Data to use: Begin
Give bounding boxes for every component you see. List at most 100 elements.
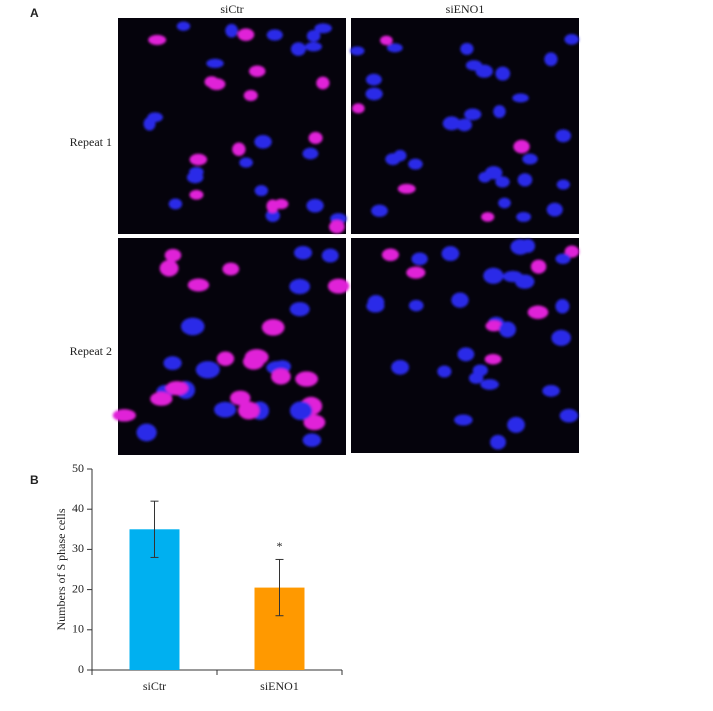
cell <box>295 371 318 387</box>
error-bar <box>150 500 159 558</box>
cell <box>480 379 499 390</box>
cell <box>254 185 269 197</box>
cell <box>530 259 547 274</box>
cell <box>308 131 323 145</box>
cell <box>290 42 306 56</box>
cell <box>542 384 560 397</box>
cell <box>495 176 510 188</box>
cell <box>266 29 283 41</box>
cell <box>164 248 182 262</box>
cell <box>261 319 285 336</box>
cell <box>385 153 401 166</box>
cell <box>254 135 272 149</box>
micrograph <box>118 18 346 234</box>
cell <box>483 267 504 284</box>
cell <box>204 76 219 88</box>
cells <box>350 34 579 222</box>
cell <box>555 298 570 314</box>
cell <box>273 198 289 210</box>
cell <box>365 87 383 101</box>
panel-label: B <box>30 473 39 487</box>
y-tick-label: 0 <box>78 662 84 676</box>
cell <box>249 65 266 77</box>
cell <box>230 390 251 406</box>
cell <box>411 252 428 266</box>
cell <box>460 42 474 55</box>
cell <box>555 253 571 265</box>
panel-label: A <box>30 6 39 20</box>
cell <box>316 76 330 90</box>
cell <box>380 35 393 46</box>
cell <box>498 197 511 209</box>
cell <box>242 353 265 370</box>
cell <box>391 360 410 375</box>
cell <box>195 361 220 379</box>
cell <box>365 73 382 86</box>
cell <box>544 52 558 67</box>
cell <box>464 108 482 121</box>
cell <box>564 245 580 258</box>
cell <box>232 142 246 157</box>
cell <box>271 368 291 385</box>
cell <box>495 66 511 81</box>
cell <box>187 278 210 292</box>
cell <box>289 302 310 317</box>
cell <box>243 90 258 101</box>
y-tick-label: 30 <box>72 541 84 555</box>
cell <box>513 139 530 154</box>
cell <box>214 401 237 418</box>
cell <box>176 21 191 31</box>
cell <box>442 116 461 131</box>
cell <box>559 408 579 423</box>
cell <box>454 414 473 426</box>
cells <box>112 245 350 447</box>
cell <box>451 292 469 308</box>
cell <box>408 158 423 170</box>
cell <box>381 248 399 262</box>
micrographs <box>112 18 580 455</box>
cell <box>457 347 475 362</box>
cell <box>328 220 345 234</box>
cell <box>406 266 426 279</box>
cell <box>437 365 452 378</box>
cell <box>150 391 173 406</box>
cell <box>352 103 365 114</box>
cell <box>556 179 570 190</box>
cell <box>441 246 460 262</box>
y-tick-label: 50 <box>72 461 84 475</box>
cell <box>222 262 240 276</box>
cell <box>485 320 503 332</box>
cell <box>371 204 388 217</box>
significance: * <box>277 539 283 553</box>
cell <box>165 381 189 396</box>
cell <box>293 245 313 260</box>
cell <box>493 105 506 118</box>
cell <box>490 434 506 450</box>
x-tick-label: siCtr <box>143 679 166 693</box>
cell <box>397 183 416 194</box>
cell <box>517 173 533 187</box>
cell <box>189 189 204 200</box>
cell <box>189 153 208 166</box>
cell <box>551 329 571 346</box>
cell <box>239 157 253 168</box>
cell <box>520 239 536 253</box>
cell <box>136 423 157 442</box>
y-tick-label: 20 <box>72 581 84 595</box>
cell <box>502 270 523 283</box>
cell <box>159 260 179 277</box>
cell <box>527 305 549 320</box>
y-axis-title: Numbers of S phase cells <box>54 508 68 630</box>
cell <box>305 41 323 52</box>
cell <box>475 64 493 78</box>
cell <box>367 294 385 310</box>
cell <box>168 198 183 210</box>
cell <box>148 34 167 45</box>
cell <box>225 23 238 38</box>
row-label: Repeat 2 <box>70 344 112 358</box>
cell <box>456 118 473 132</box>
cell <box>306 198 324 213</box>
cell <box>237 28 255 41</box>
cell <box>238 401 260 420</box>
Data to use: End
Could the data above be copied out exactly, with no pictures kept?

Give bounding boxes for every component you see. List at most 100 elements.
cell <box>295 371 318 387</box>
error-bar <box>150 500 159 558</box>
cell <box>480 379 499 390</box>
cell <box>254 185 269 197</box>
cell <box>530 259 547 274</box>
cell <box>308 131 323 145</box>
cell <box>290 42 306 56</box>
cell <box>542 384 560 397</box>
cell <box>495 176 510 188</box>
cell <box>266 29 283 41</box>
cell <box>164 248 182 262</box>
cell <box>261 319 285 336</box>
cell <box>385 153 401 166</box>
cell <box>254 135 272 149</box>
micrograph <box>118 18 346 234</box>
cell <box>483 267 504 284</box>
cell <box>204 76 219 88</box>
cells <box>350 34 579 222</box>
cell <box>555 298 570 314</box>
cell <box>273 198 289 210</box>
cell <box>365 87 383 101</box>
panel-label: B <box>30 473 39 487</box>
y-tick-label: 0 <box>78 662 84 676</box>
cell <box>249 65 266 77</box>
cell <box>230 390 251 406</box>
cell <box>411 252 428 266</box>
cell <box>460 42 474 55</box>
cell <box>555 253 571 265</box>
panel-label: A <box>30 6 39 20</box>
cell <box>316 76 330 90</box>
cell <box>380 35 393 46</box>
cell <box>498 197 511 209</box>
cell <box>242 353 265 370</box>
cell <box>391 360 410 375</box>
cell <box>195 361 220 379</box>
cell <box>365 73 382 86</box>
cell <box>544 52 558 67</box>
cell <box>464 108 482 121</box>
cell <box>564 245 580 258</box>
cell <box>232 142 246 157</box>
cell <box>271 368 291 385</box>
cell <box>495 66 511 81</box>
cell <box>187 278 210 292</box>
cell <box>289 302 310 317</box>
cell <box>243 90 258 101</box>
y-tick-label: 30 <box>72 541 84 555</box>
cell <box>513 139 530 154</box>
cell <box>214 401 237 418</box>
cell <box>176 21 191 31</box>
cell <box>442 116 461 131</box>
cell <box>559 408 579 423</box>
cell <box>454 414 473 426</box>
cells <box>112 245 350 447</box>
cell <box>451 292 469 308</box>
cell <box>408 158 423 170</box>
cell <box>381 248 399 262</box>
micrographs <box>112 18 580 455</box>
cell <box>457 347 475 362</box>
cell <box>328 220 345 234</box>
cell <box>406 266 426 279</box>
cell <box>437 365 452 378</box>
cell <box>150 391 173 406</box>
cell <box>352 103 365 114</box>
cell <box>556 179 570 190</box>
cell <box>441 246 460 262</box>
y-tick-label: 50 <box>72 461 84 475</box>
cell <box>222 262 240 276</box>
cell <box>485 320 503 332</box>
cell <box>371 204 388 217</box>
significance: * <box>277 539 283 553</box>
cell <box>165 381 189 396</box>
cell <box>293 245 313 260</box>
cell <box>493 105 506 118</box>
cell <box>490 434 506 450</box>
x-tick-label: siCtr <box>143 679 166 693</box>
cell <box>397 183 416 194</box>
cell <box>517 173 533 187</box>
cell <box>189 189 204 200</box>
cell <box>189 153 208 166</box>
cell <box>551 329 571 346</box>
cell <box>239 157 253 168</box>
cell <box>520 239 536 253</box>
cell <box>136 423 157 442</box>
y-tick-label: 20 <box>72 581 84 595</box>
cell <box>502 270 523 283</box>
cell <box>159 260 179 277</box>
cell <box>527 305 549 320</box>
y-axis-title: Numbers of S phase cells <box>54 508 68 630</box>
cell <box>305 41 323 52</box>
cell <box>475 64 493 78</box>
cell <box>367 294 385 310</box>
cell <box>168 198 183 210</box>
cell <box>148 34 167 45</box>
cell <box>225 23 238 38</box>
row-label: Repeat 2 <box>70 344 112 358</box>
cell <box>456 118 473 132</box>
cell <box>306 198 324 213</box>
cell <box>237 28 255 41</box>
cell <box>238 401 260 420</box>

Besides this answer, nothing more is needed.